> TASK DESCRIPTION:
Please give the data below again in full, exactly as it stands.

(Items from a figure collection)
● ● ● ●

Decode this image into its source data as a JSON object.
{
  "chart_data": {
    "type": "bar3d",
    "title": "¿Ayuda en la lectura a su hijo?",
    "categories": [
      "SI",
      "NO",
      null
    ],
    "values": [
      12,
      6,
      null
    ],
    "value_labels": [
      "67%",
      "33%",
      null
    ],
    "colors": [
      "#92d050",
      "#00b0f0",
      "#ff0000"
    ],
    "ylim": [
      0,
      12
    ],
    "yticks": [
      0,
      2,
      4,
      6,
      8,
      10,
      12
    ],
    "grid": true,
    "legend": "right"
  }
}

● ● ● ●

> OUTPUT FOR THIS TASK:
Decode this image into its source data as a JSON object.
{
  "chart_data": {
    "type": "bar3d",
    "title": "¿Ayuda en la lectura a su hijo?",
    "categories": [
      "SI",
      "NO",
      null
    ],
    "values": [
      12,
      6,
      null
    ],
    "value_labels": [
      "67%",
      "33%",
      null
    ],
    "colors": [
      "#92d050",
      "#00b0f0",
      "#ff0000"
    ],
    "ylim": [
      0,
      12
    ],
    "yticks": [
      0,
      2,
      4,
      6,
      8,
      10,
      12
    ],
    "grid": true,
    "legend": "right"
  }
}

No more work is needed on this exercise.